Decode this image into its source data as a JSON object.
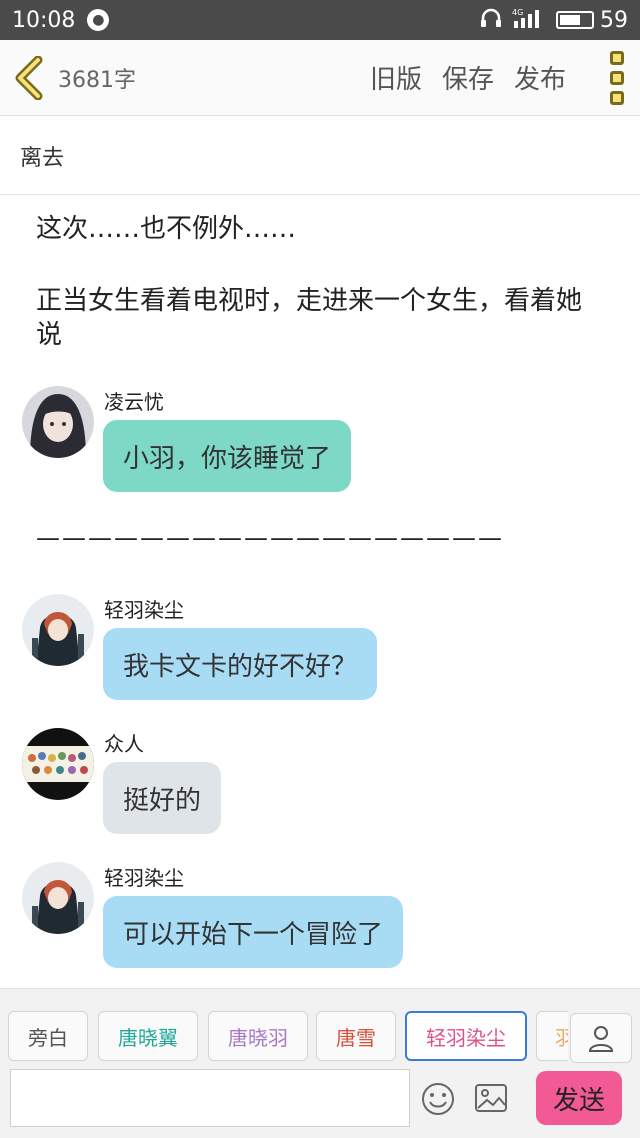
{
  "status_bar": {
    "time": "10:08",
    "network": "4G",
    "battery": "59"
  },
  "header": {
    "word_count": "3681字",
    "old_version": "旧版",
    "save": "保存",
    "publish": "发布"
  },
  "title": "离去",
  "content": {
    "narration_1": "这次……也不例外……",
    "narration_2": "正当女生看着电视时，走进来一个女生，看着她说",
    "divider": "——————————————————",
    "messages": [
      {
        "speaker": "凌云忧",
        "text": "小羽，你该睡觉了",
        "color": "#7dd8c6"
      },
      {
        "speaker": "轻羽染尘",
        "text": "我卡文卡的好不好？",
        "color": "#a8dcf5"
      },
      {
        "speaker": "众人",
        "text": "挺好的",
        "color": "#dfe4e8"
      },
      {
        "speaker": "轻羽染尘",
        "text": "可以开始下一个冒险了",
        "color": "#a8dcf5"
      }
    ]
  },
  "bottom": {
    "characters": [
      {
        "label": "旁白",
        "color": "#555555"
      },
      {
        "label": "唐晓翼",
        "color": "#22a89a"
      },
      {
        "label": "唐晓羽",
        "color": "#a67ac8"
      },
      {
        "label": "唐雪",
        "color": "#d8503c"
      },
      {
        "label": "轻羽染尘",
        "color": "#e0508a"
      },
      {
        "label": "羽",
        "color": "#e8a860"
      }
    ],
    "input_value": "",
    "send": "发送"
  }
}
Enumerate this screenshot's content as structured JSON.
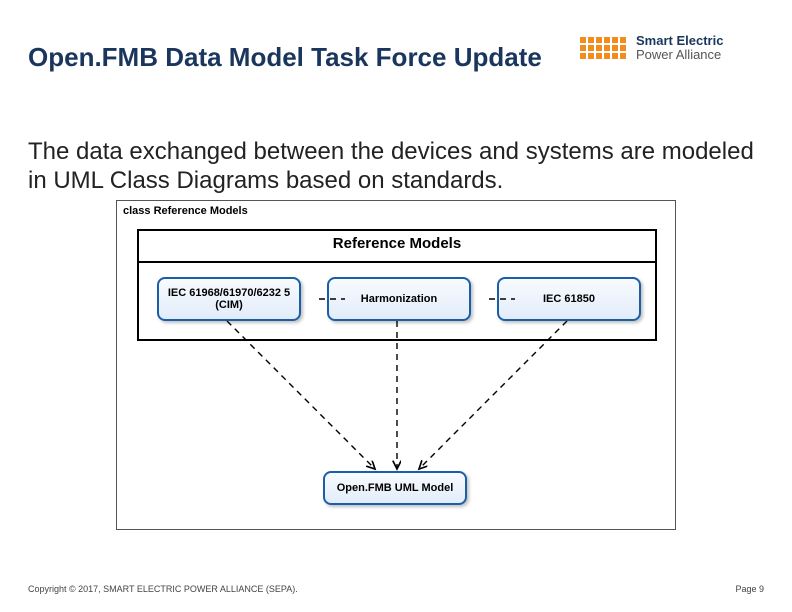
{
  "title": "Open.FMB Data Model Task Force Update",
  "logo": {
    "line1": "Smart Electric",
    "line2": "Power Alliance"
  },
  "subtitle": "The data exchanged between the devices and systems are modeled in UML Class Diagrams based on standards.",
  "diagram": {
    "frame_label": "class Reference Models",
    "ref_title": "Reference Models",
    "boxes": {
      "cim": "IEC 61968/61970/6232 5 (CIM)",
      "harm": "Harmonization",
      "iec850": "IEC 61850"
    },
    "out": "Open.FMB UML Model"
  },
  "footer": {
    "copyright": "Copyright © 2017, SMART ELECTRIC POWER ALLIANCE (SEPA).",
    "page": "Page 9"
  }
}
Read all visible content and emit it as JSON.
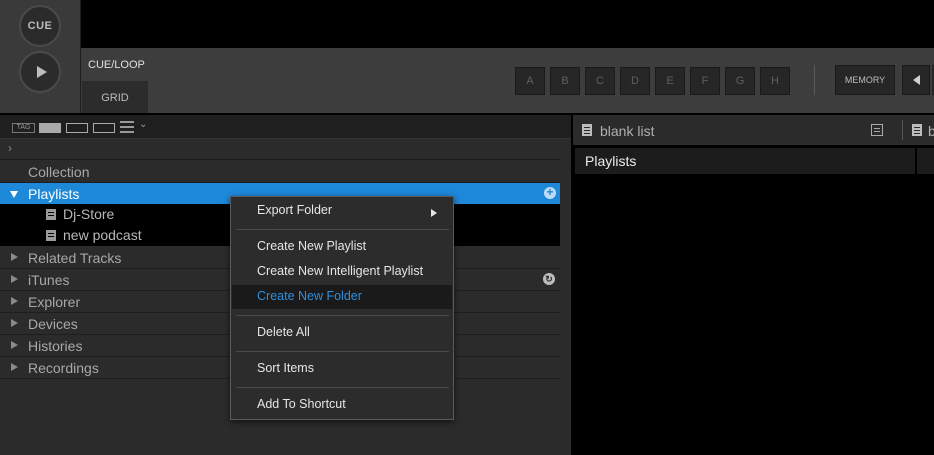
{
  "deck": {
    "cue_label": "CUE",
    "tabs": {
      "cue_loop": "CUE/LOOP",
      "grid": "GRID"
    },
    "hot_cues": [
      "A",
      "B",
      "C",
      "D",
      "E",
      "F",
      "G",
      "H"
    ],
    "memory_label": "MEMORY"
  },
  "tree": {
    "toolbar": {
      "tag_label": "TAG"
    },
    "items": [
      {
        "label": "Collection"
      },
      {
        "label": "Playlists"
      },
      {
        "label": "Related Tracks"
      },
      {
        "label": "iTunes"
      },
      {
        "label": "Explorer"
      },
      {
        "label": "Devices"
      },
      {
        "label": "Histories"
      },
      {
        "label": "Recordings"
      }
    ],
    "playlists": [
      {
        "label": "Dj-Store"
      },
      {
        "label": "new podcast"
      }
    ]
  },
  "right_panel": {
    "title": "blank list",
    "title2_fragment": "b",
    "column_header": "Playlists"
  },
  "context_menu": {
    "items": [
      {
        "label": "Export Folder",
        "submenu": true
      },
      {
        "label": "Create New Playlist"
      },
      {
        "label": "Create New Intelligent Playlist"
      },
      {
        "label": "Create New Folder",
        "highlighted": true
      },
      {
        "label": "Delete All"
      },
      {
        "label": "Sort Items"
      },
      {
        "label": "Add To Shortcut"
      }
    ]
  },
  "colors": {
    "selection_blue": "#1e88d9",
    "menu_highlight_text": "#2f8fe0",
    "panel_dark": "#2b2b2b"
  }
}
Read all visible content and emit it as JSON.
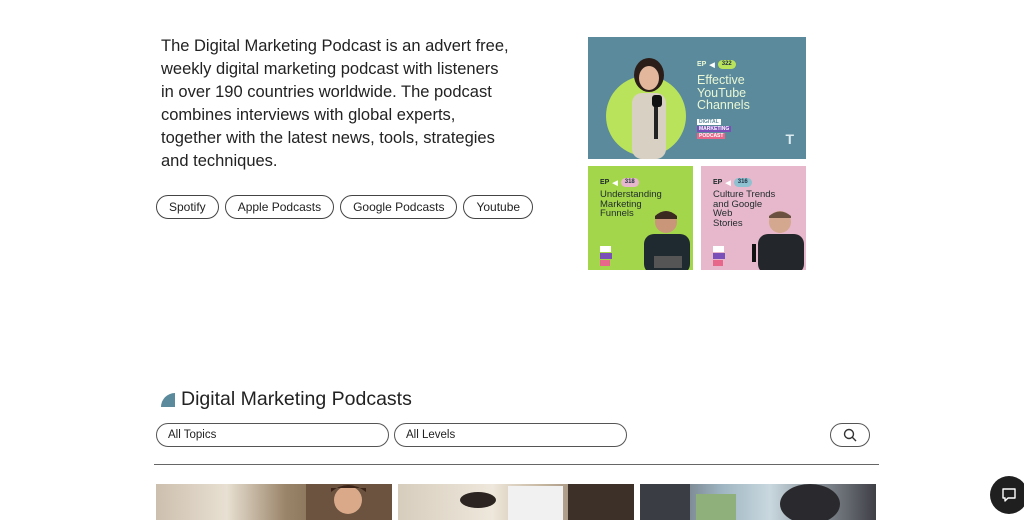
{
  "intro": {
    "text": "The Digital Marketing Podcast is an advert free, weekly digital marketing podcast with listeners in over 190 countries worldwide. The podcast combines interviews with global experts, together with the latest news, tools, strategies and techniques."
  },
  "platforms": [
    "Spotify",
    "Apple Podcasts",
    "Google Podcasts",
    "Youtube"
  ],
  "covers": {
    "main": {
      "ep_label": "EP",
      "ep_number": "322",
      "title_lines": [
        "Effective",
        "YouTube",
        "Channels"
      ],
      "brand": [
        "DIGITAL",
        "MARKETING",
        "PODCAST"
      ]
    },
    "small1": {
      "ep_label": "EP",
      "ep_number": "318",
      "title_lines": [
        "Understanding",
        "Marketing",
        "Funnels"
      ]
    },
    "small2": {
      "ep_label": "EP",
      "ep_number": "316",
      "title_lines": [
        "Culture Trends",
        "and Google",
        "Web",
        "Stories"
      ]
    }
  },
  "section": {
    "title": "Digital Marketing Podcasts"
  },
  "filters": {
    "topics": "All Topics",
    "levels": "All Levels"
  },
  "colors": {
    "teal": "#5a8a9b",
    "lime": "#a4d64b",
    "pink": "#e7b7cb",
    "dark": "#1f1f1f"
  },
  "icons": {
    "search": "search-icon",
    "chat": "chat-icon"
  }
}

++++++++++

WRITTEN INSTRUCTION: Check each line above for "Reference" and return the ones that have it.

SOLUTION TO THIS TASK:
    "frame_label": "class Reference Models",
    "ref_title": "Reference Models",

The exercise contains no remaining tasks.